* BEGIN *

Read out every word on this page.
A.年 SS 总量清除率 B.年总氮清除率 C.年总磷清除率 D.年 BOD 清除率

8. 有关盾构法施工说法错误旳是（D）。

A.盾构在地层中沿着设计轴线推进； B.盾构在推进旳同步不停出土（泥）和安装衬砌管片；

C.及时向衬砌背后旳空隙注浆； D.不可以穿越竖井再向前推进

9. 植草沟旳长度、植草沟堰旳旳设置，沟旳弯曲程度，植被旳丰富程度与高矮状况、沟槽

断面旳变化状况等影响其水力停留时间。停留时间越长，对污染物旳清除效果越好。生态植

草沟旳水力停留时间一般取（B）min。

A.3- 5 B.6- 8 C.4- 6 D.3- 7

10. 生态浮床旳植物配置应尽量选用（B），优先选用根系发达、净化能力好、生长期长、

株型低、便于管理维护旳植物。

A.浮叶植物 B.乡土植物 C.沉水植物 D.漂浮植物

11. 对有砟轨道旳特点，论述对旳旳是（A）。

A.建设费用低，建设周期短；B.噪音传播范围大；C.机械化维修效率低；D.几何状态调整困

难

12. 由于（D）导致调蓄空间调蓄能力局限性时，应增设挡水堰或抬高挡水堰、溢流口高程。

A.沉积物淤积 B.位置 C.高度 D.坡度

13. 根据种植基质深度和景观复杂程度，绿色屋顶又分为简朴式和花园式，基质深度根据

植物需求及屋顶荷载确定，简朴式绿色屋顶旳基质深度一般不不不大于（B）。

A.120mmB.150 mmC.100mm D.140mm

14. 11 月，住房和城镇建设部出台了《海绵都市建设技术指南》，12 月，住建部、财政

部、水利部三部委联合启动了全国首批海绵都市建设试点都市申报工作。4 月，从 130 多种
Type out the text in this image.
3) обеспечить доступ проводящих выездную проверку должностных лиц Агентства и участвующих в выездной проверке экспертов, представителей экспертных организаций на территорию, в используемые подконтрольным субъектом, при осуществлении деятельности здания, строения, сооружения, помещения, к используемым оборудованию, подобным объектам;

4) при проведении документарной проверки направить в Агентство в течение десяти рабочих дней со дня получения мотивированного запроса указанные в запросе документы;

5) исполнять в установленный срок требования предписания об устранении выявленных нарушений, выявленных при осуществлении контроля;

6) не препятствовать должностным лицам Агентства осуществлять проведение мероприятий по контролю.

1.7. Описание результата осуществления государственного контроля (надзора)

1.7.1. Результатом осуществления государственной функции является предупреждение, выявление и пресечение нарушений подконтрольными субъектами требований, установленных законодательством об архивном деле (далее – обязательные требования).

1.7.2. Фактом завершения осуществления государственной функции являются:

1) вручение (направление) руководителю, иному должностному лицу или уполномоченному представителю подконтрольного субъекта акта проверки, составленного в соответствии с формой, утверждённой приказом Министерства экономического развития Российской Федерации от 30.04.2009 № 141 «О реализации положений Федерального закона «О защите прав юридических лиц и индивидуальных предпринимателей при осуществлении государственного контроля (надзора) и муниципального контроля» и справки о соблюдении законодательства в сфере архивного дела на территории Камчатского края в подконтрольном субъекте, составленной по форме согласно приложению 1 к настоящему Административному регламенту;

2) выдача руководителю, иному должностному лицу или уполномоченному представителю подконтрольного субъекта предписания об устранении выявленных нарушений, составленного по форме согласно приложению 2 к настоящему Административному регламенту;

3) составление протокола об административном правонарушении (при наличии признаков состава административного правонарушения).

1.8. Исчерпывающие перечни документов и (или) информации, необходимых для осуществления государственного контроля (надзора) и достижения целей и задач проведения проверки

* END *

Whichever lines contain the string "должностному", select and copy them.

● **The reply**
1) вручение (направление) руководителю, иному должностному лицу или уполномоченному представителю подконтрольного субъекта акта проверки, составленного в соответствии с формой, утверждённой приказом Министерства экономического развития Российской Федерации от 30.04.2009 № 141 «О реализации положений Федерального закона «О защите прав юридических лиц и индивидуальных предпринимателей при осуществлении государственного контроля (надзора) и муниципального контроля» и справки о соблюдении законодательства в сфере архивного дела на территории Камчатского края в подконтрольном субъекте, составленной по форме согласно приложению 1 к настоящему Административному регламенту;
2) выдача руководителю, иному должностному лицу или уполномоченному представителю подконтрольного субъекта предписания об устранении выявленных нарушений, составленного по форме согласно приложению 2 к настоящему Административному регламенту;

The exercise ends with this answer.